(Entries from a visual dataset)

** START **

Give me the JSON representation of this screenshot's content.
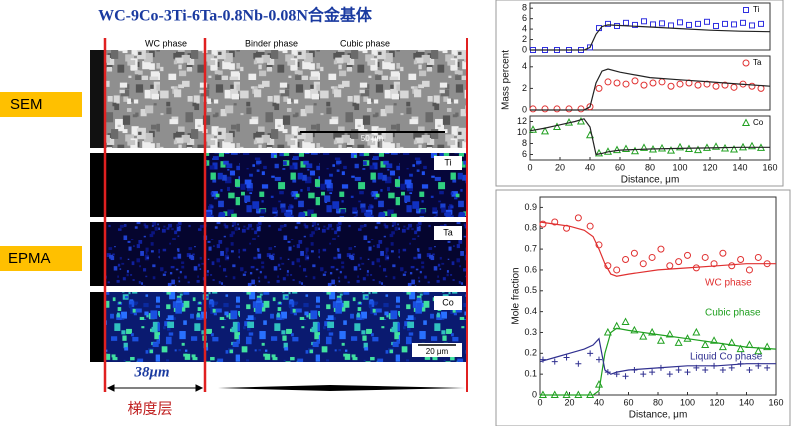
{
  "title": "WC-9Co-3Ti-6Ta-0.8Nb-0.08N合金基体",
  "labels": {
    "sem": "SEM",
    "epma": "EPMA"
  },
  "sem": {
    "phase_labels": [
      "WC phase",
      "Binder phase",
      "Cubic phase"
    ],
    "scale": "50 μm"
  },
  "epma": {
    "maps": [
      "Ti",
      "Ta",
      "Co"
    ],
    "scale": "20 μm"
  },
  "gradient": {
    "width": "38μm",
    "label": "梯度层"
  },
  "chart_data": [
    {
      "type": "scatter",
      "xlim": [
        0,
        160
      ],
      "ylim": [
        0,
        9
      ],
      "yticks": [
        0,
        2,
        4,
        6,
        8
      ],
      "series": [
        {
          "name": "Ti",
          "color": "#3030e0",
          "marker": "square",
          "x": [
            2,
            10,
            18,
            26,
            34,
            40,
            46,
            52,
            58,
            64,
            70,
            76,
            82,
            88,
            94,
            100,
            106,
            112,
            118,
            124,
            130,
            136,
            142,
            148,
            154
          ],
          "values": [
            0,
            0,
            0,
            0,
            0,
            0.5,
            4.2,
            5,
            4.6,
            5.2,
            4.8,
            5.5,
            4.9,
            5.1,
            4.7,
            5.3,
            4.8,
            5,
            5.4,
            4.6,
            5,
            4.9,
            5.2,
            4.7,
            5
          ]
        },
        {
          "color": "#222222",
          "x": [
            0,
            10,
            20,
            30,
            36,
            40,
            44,
            48,
            52,
            60,
            80,
            100,
            120,
            140,
            160
          ],
          "values": [
            0,
            0,
            0,
            0,
            0,
            0.5,
            3,
            4.5,
            4.8,
            4.7,
            4.4,
            4.1,
            3.8,
            3.6,
            3.5
          ]
        }
      ]
    },
    {
      "type": "scatter",
      "xlim": [
        0,
        160
      ],
      "ylim": [
        0,
        5
      ],
      "yticks": [
        0,
        2,
        4
      ],
      "ylabel": "Mass percent",
      "series": [
        {
          "name": "Ta",
          "color": "#e03030",
          "marker": "circle",
          "x": [
            2,
            10,
            18,
            26,
            34,
            40,
            46,
            52,
            58,
            64,
            70,
            76,
            82,
            88,
            94,
            100,
            106,
            112,
            118,
            124,
            130,
            136,
            142,
            148,
            154
          ],
          "values": [
            0.1,
            0.1,
            0.1,
            0.1,
            0.1,
            0.3,
            2,
            2.6,
            2.5,
            2.4,
            2.7,
            2.3,
            2.5,
            2.6,
            2.2,
            2.4,
            2.5,
            2.3,
            2.4,
            2.2,
            2.3,
            2.1,
            2.4,
            2.2,
            2
          ]
        },
        {
          "color": "#222222",
          "x": [
            0,
            10,
            20,
            30,
            36,
            40,
            44,
            48,
            52,
            60,
            80,
            100,
            120,
            140,
            160
          ],
          "values": [
            0,
            0,
            0,
            0,
            0,
            0.3,
            2.5,
            3.6,
            3.8,
            3.5,
            3,
            2.8,
            2.6,
            2.4,
            2.2
          ]
        }
      ]
    },
    {
      "type": "scatter",
      "xlim": [
        0,
        160
      ],
      "ylim": [
        5,
        13
      ],
      "yticks": [
        6,
        8,
        10,
        12
      ],
      "xticks": [
        0,
        20,
        40,
        60,
        80,
        100,
        120,
        140,
        160
      ],
      "xlabel": "Distance, μm",
      "series": [
        {
          "name": "Co",
          "color": "#20a020",
          "marker": "triangle",
          "x": [
            2,
            10,
            18,
            26,
            34,
            40,
            46,
            52,
            58,
            64,
            70,
            76,
            82,
            88,
            94,
            100,
            106,
            112,
            118,
            124,
            130,
            136,
            142,
            148,
            154
          ],
          "values": [
            10.5,
            10.2,
            11,
            11.8,
            12,
            9.5,
            6.2,
            6.5,
            6.8,
            7,
            6.6,
            7.2,
            6.9,
            7.1,
            6.7,
            7.3,
            7,
            6.8,
            7.2,
            7.4,
            7.1,
            6.9,
            7.3,
            7.5,
            7.2
          ]
        },
        {
          "color": "#222222",
          "x": [
            0,
            10,
            20,
            30,
            36,
            40,
            44,
            48,
            52,
            60,
            80,
            100,
            120,
            140,
            160
          ],
          "values": [
            10.3,
            10.8,
            11.4,
            12,
            12.5,
            11,
            6,
            6.2,
            6.5,
            6.8,
            7,
            7.1,
            7.2,
            7.3,
            7.3
          ]
        }
      ]
    },
    {
      "type": "scatter",
      "xlim": [
        0,
        160
      ],
      "ylim": [
        0,
        0.95
      ],
      "yticks": [
        0,
        0.1,
        0.2,
        0.3,
        0.4,
        0.5,
        0.6,
        0.7,
        0.8,
        0.9
      ],
      "xticks": [
        0,
        20,
        40,
        60,
        80,
        100,
        120,
        140,
        160
      ],
      "xlabel": "Distance, μm",
      "ylabel": "Mole fraction",
      "series": [
        {
          "name": "WC phase",
          "color": "#e03030",
          "marker": "circle",
          "x": [
            2,
            10,
            18,
            26,
            34,
            40,
            46,
            52,
            58,
            64,
            70,
            76,
            82,
            88,
            94,
            100,
            106,
            112,
            118,
            124,
            130,
            136,
            142,
            148,
            154
          ],
          "values": [
            0.82,
            0.83,
            0.8,
            0.85,
            0.81,
            0.72,
            0.62,
            0.6,
            0.65,
            0.68,
            0.63,
            0.66,
            0.7,
            0.62,
            0.64,
            0.67,
            0.61,
            0.66,
            0.63,
            0.68,
            0.62,
            0.65,
            0.6,
            0.66,
            0.63
          ]
        },
        {
          "color": "#e03030",
          "x": [
            0,
            10,
            20,
            30,
            36,
            40,
            44,
            48,
            52,
            60,
            80,
            100,
            120,
            140,
            160
          ],
          "values": [
            0.83,
            0.82,
            0.81,
            0.79,
            0.76,
            0.7,
            0.63,
            0.58,
            0.57,
            0.58,
            0.6,
            0.61,
            0.62,
            0.63,
            0.63
          ]
        },
        {
          "name": "Cubic  phase",
          "color": "#20a020",
          "marker": "triangle",
          "x": [
            2,
            10,
            18,
            26,
            34,
            40,
            46,
            52,
            58,
            64,
            70,
            76,
            82,
            88,
            94,
            100,
            106,
            112,
            118,
            124,
            130,
            136,
            142,
            148,
            154
          ],
          "values": [
            0,
            0,
            0,
            0,
            0,
            0.05,
            0.3,
            0.33,
            0.35,
            0.31,
            0.28,
            0.3,
            0.26,
            0.29,
            0.25,
            0.27,
            0.3,
            0.24,
            0.26,
            0.23,
            0.25,
            0.22,
            0.24,
            0.21,
            0.23
          ]
        },
        {
          "color": "#20a020",
          "x": [
            0,
            10,
            20,
            30,
            36,
            40,
            44,
            48,
            52,
            60,
            80,
            100,
            120,
            140,
            160
          ],
          "values": [
            0,
            0,
            0,
            0,
            0,
            0.02,
            0.2,
            0.3,
            0.32,
            0.31,
            0.29,
            0.27,
            0.25,
            0.23,
            0.22
          ]
        },
        {
          "name": "Liquid Co phase",
          "color": "#303090",
          "marker": "plus",
          "x": [
            2,
            10,
            18,
            26,
            34,
            40,
            46,
            52,
            58,
            64,
            70,
            76,
            82,
            88,
            94,
            100,
            106,
            112,
            118,
            124,
            130,
            136,
            142,
            148,
            154
          ],
          "values": [
            0.17,
            0.16,
            0.18,
            0.15,
            0.2,
            0.17,
            0.11,
            0.1,
            0.09,
            0.12,
            0.1,
            0.11,
            0.13,
            0.1,
            0.12,
            0.11,
            0.13,
            0.12,
            0.14,
            0.12,
            0.13,
            0.15,
            0.12,
            0.14,
            0.13
          ]
        },
        {
          "color": "#303090",
          "x": [
            0,
            10,
            20,
            30,
            36,
            40,
            44,
            48,
            52,
            60,
            80,
            100,
            120,
            140,
            160
          ],
          "values": [
            0.16,
            0.18,
            0.2,
            0.22,
            0.24,
            0.27,
            0.12,
            0.1,
            0.11,
            0.12,
            0.13,
            0.14,
            0.14,
            0.15,
            0.15
          ]
        }
      ]
    }
  ]
}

** END **

** Your goal **
Locate each line with the word "ylabel" and copy it.

** Output **
      "ylabel": "Mass percent",
      "ylabel": "Mole fraction",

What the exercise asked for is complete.